▸ RECORDS FOR PROCESSING:
------------------------
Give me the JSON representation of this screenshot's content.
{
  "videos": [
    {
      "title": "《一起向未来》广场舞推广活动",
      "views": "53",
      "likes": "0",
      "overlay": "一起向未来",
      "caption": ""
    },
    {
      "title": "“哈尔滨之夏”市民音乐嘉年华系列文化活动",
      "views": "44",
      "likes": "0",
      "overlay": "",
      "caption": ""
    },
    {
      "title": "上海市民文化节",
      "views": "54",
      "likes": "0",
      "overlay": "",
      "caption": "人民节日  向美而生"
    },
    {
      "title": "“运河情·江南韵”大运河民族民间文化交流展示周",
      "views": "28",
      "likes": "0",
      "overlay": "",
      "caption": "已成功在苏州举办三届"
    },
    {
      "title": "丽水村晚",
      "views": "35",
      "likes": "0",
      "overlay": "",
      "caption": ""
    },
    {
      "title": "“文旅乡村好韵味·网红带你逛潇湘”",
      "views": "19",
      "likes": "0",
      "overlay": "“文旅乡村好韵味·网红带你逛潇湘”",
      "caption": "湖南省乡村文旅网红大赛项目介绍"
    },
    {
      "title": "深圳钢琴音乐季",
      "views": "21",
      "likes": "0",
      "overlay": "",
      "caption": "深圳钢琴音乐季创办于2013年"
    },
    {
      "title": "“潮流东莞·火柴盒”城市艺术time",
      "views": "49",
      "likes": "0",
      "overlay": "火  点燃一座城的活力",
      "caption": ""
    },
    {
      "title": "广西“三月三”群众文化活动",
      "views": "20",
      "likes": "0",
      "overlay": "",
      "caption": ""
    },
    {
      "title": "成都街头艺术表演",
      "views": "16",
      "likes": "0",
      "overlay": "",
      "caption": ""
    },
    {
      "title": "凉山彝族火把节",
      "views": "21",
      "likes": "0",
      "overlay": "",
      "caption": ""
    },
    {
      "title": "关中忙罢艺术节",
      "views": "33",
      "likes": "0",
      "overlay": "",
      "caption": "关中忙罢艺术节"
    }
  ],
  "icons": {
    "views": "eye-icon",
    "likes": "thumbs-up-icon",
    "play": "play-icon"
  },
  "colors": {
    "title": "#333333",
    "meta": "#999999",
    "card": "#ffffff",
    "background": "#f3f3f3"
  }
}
------------------------
▸ JOB: All of the data above should be transcribed exactly.

▸ COMPLETED EXERCISE:
Give me the JSON representation of this screenshot's content.
{
  "videos": [
    {
      "title": "《一起向未来》广场舞推广活动",
      "views": "53",
      "likes": "0",
      "overlay": "一起向未来",
      "caption": ""
    },
    {
      "title": "“哈尔滨之夏”市民音乐嘉年华系列文化活动",
      "views": "44",
      "likes": "0",
      "overlay": "",
      "caption": ""
    },
    {
      "title": "上海市民文化节",
      "views": "54",
      "likes": "0",
      "overlay": "",
      "caption": "人民节日  向美而生"
    },
    {
      "title": "“运河情·江南韵”大运河民族民间文化交流展示周",
      "views": "28",
      "likes": "0",
      "overlay": "",
      "caption": "已成功在苏州举办三届"
    },
    {
      "title": "丽水村晚",
      "views": "35",
      "likes": "0",
      "overlay": "",
      "caption": ""
    },
    {
      "title": "“文旅乡村好韵味·网红带你逛潇湘”",
      "views": "19",
      "likes": "0",
      "overlay": "“文旅乡村好韵味·网红带你逛潇湘”",
      "caption": "湖南省乡村文旅网红大赛项目介绍"
    },
    {
      "title": "深圳钢琴音乐季",
      "views": "21",
      "likes": "0",
      "overlay": "",
      "caption": "深圳钢琴音乐季创办于2013年"
    },
    {
      "title": "“潮流东莞·火柴盒”城市艺术time",
      "views": "49",
      "likes": "0",
      "overlay": "火  点燃一座城的活力",
      "caption": ""
    },
    {
      "title": "广西“三月三”群众文化活动",
      "views": "20",
      "likes": "0",
      "overlay": "",
      "caption": ""
    },
    {
      "title": "成都街头艺术表演",
      "views": "16",
      "likes": "0",
      "overlay": "",
      "caption": ""
    },
    {
      "title": "凉山彝族火把节",
      "views": "21",
      "likes": "0",
      "overlay": "",
      "caption": ""
    },
    {
      "title": "关中忙罢艺术节",
      "views": "33",
      "likes": "0",
      "overlay": "",
      "caption": "关中忙罢艺术节"
    }
  ],
  "icons": {
    "views": "eye-icon",
    "likes": "thumbs-up-icon",
    "play": "play-icon"
  },
  "colors": {
    "title": "#333333",
    "meta": "#999999",
    "card": "#ffffff",
    "background": "#f3f3f3"
  }
}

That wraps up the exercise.